## Job
Do not include the pictures; repeat the rest of the data exactly.
** START OF Exercise inputs **
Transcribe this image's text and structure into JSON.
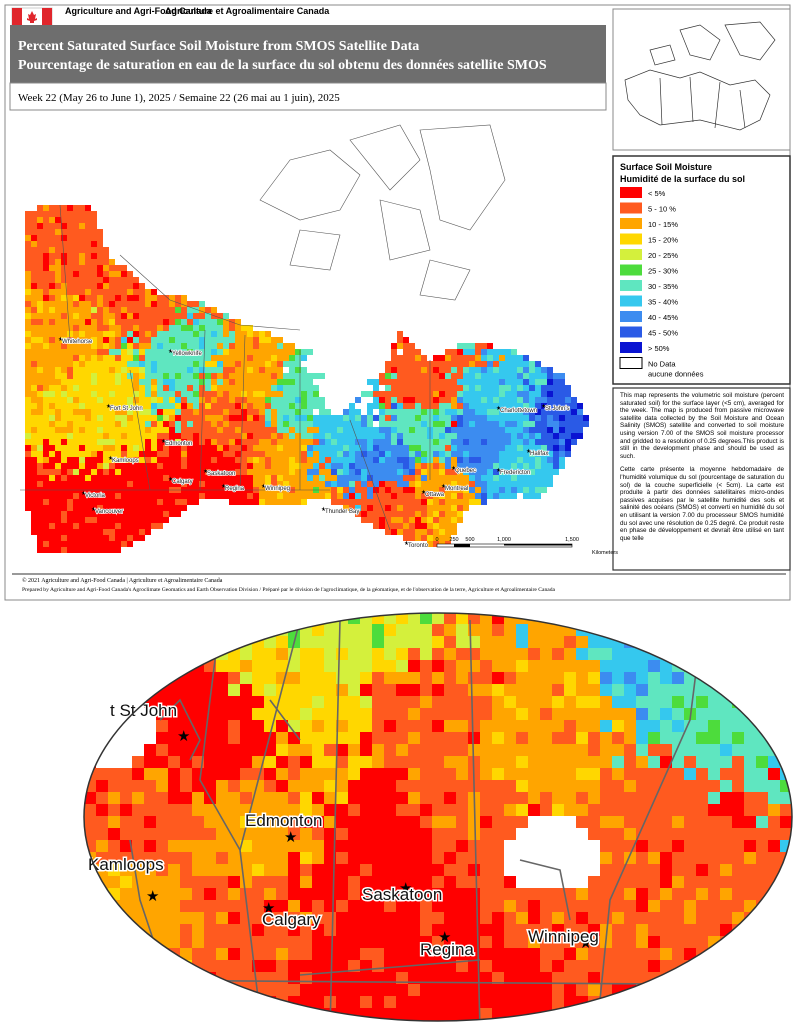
{
  "header": {
    "org_en": "Agriculture and Agri-Food Canada",
    "org_fr": "Agriculture et Agroalimentaire Canada",
    "title_en": "Percent Saturated Surface Soil Moisture from SMOS Satellite Data",
    "title_fr": "Pourcentage de saturation en eau de la surface du sol obtenu des données satellite SMOS",
    "week": "Week 22 (May 26  to June 1), 2025 / Semaine 22 (26 mai au 1 juin), 2025"
  },
  "legend": {
    "title_en": "Surface Soil Moisture",
    "title_fr": "Humidité de la surface du sol",
    "items": [
      {
        "label": "< 5%",
        "color": "#ff0000"
      },
      {
        "label": "5 - 10 %",
        "color": "#ff5a1f"
      },
      {
        "label": "10 - 15%",
        "color": "#ffa500"
      },
      {
        "label": "15 - 20%",
        "color": "#ffd700"
      },
      {
        "label": "20 - 25%",
        "color": "#d4f03c"
      },
      {
        "label": "25 - 30%",
        "color": "#4ddc3c"
      },
      {
        "label": "30 - 35%",
        "color": "#5fe6c0"
      },
      {
        "label": "35 - 40%",
        "color": "#35c8ee"
      },
      {
        "label": "40 - 45%",
        "color": "#3c8cf0"
      },
      {
        "label": "45 - 50%",
        "color": "#2a5ae6"
      },
      {
        "label": "> 50%",
        "color": "#0a14d2"
      },
      {
        "label": "No Data",
        "label2": "aucune données",
        "color": "#ffffff"
      }
    ]
  },
  "description": {
    "en": "This map represents the volumetric soil moisture (percent saturated soil) for the surface layer (<5 cm), averaged for the week. The map is produced from passive microwave satellite data collected by the Soil Moisture and Ocean Salinity (SMOS) satellite and converted to soil moisture using version 7.00 of the SMOS soil moisture processor and gridded to a resolution of 0.25 degrees.This product is still in the development phase and should be used as such.",
    "fr": "Cette carte présente la moyenne hebdomadaire de l'humidité volumique du sol (pourcentage de saturation du sol) de la couche superficielle (< 5cm). La carte est produite à partir des données satellitaires micro-ondes passives acquises par le satellite humidité des sols et salinité des océans (SMOS) et converti en humidité du sol en utilisant la version 7.00 du processeur SMOS humidité du sol avec une résolution de 0.25 degré. Ce produit reste en phase de développement et devrait être utilisé en tant que telle"
  },
  "scale_bar": {
    "ticks": [
      "0",
      "250",
      "500",
      "1,000",
      "1,500"
    ],
    "unit": "Kilometers"
  },
  "map_cities": [
    "Whitehorse",
    "Yellowknife",
    "Fort St John",
    "Edmonton",
    "Kamloops",
    "Calgary",
    "Saskatoon",
    "Regina",
    "Winnipeg",
    "Victoria",
    "Vancouver",
    "Thunder Bay",
    "Toronto",
    "Ottawa",
    "Montreal",
    "Quebec",
    "Fredericton",
    "Charlottetown",
    "Halifax",
    "St John's"
  ],
  "zoom_cities": [
    "t St John",
    "Edmonton",
    "Kamloops",
    "Calgary",
    "Saskatoon",
    "Regina",
    "Winnipeg"
  ],
  "footer": {
    "copyright": "© 2021 Agriculture and Agri-Food Canada | Agriculture et Agroalimentaire Canada",
    "prepared": "Prepared by Agriculture and Agri-Food Canada's Agroclimate Geomatics and Earth Observation Division / Préparé par le division de l'agroclimatique, de la géomatique, et de l'observation de la terre, Agriculture et Agroalimentaire Canada"
  }
}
** END OF Exercise inputs **
## Completed task
Transcribe this image's text and structure into JSON.
{
  "header": {
    "org_en": "Agriculture and Agri-Food Canada",
    "org_fr": "Agriculture et Agroalimentaire Canada",
    "title_en": "Percent Saturated Surface Soil Moisture from SMOS Satellite Data",
    "title_fr": "Pourcentage de saturation en eau de la surface du sol obtenu des données satellite SMOS",
    "week": "Week 22 (May 26  to June 1), 2025 / Semaine 22 (26 mai au 1 juin), 2025"
  },
  "legend": {
    "title_en": "Surface Soil Moisture",
    "title_fr": "Humidité de la surface du sol",
    "items": [
      {
        "label": "< 5%",
        "color": "#ff0000"
      },
      {
        "label": "5 - 10 %",
        "color": "#ff5a1f"
      },
      {
        "label": "10 - 15%",
        "color": "#ffa500"
      },
      {
        "label": "15 - 20%",
        "color": "#ffd700"
      },
      {
        "label": "20 - 25%",
        "color": "#d4f03c"
      },
      {
        "label": "25 - 30%",
        "color": "#4ddc3c"
      },
      {
        "label": "30 - 35%",
        "color": "#5fe6c0"
      },
      {
        "label": "35 - 40%",
        "color": "#35c8ee"
      },
      {
        "label": "40 - 45%",
        "color": "#3c8cf0"
      },
      {
        "label": "45 - 50%",
        "color": "#2a5ae6"
      },
      {
        "label": "> 50%",
        "color": "#0a14d2"
      },
      {
        "label": "No Data",
        "label2": "aucune données",
        "color": "#ffffff"
      }
    ]
  },
  "description": {
    "en": "This map represents the volumetric soil moisture (percent saturated soil) for the surface layer (<5 cm), averaged for the week. The map is produced from passive microwave satellite data collected by the Soil Moisture and Ocean Salinity (SMOS) satellite and converted to soil moisture using version 7.00 of the SMOS soil moisture processor and gridded to a resolution of 0.25 degrees.This product is still in the development phase and should be used as such.",
    "fr": "Cette carte présente la moyenne hebdomadaire de l'humidité volumique du sol (pourcentage de saturation du sol) de la couche superficielle (< 5cm). La carte est produite à partir des données satellitaires micro-ondes passives acquises par le satellite humidité des sols et salinité des océans (SMOS) et converti en humidité du sol en utilisant la version 7.00 du processeur SMOS humidité du sol avec une résolution de 0.25 degré. Ce produit reste en phase de développement et devrait être utilisé en tant que telle"
  },
  "scale_bar": {
    "ticks": [
      "0",
      "250",
      "500",
      "1,000",
      "1,500"
    ],
    "unit": "Kilometers"
  },
  "map_cities": [
    "Whitehorse",
    "Yellowknife",
    "Fort St John",
    "Edmonton",
    "Kamloops",
    "Calgary",
    "Saskatoon",
    "Regina",
    "Winnipeg",
    "Victoria",
    "Vancouver",
    "Thunder Bay",
    "Toronto",
    "Ottawa",
    "Montreal",
    "Quebec",
    "Fredericton",
    "Charlottetown",
    "Halifax",
    "St John's"
  ],
  "zoom_cities": [
    "t St John",
    "Edmonton",
    "Kamloops",
    "Calgary",
    "Saskatoon",
    "Regina",
    "Winnipeg"
  ],
  "footer": {
    "copyright": "© 2021 Agriculture and Agri-Food Canada | Agriculture et Agroalimentaire Canada",
    "prepared": "Prepared by Agriculture and Agri-Food Canada's Agroclimate Geomatics and Earth Observation Division / Préparé par le division de l'agroclimatique, de la géomatique, et de l'observation de la terre, Agriculture et Agroalimentaire Canada"
  }
}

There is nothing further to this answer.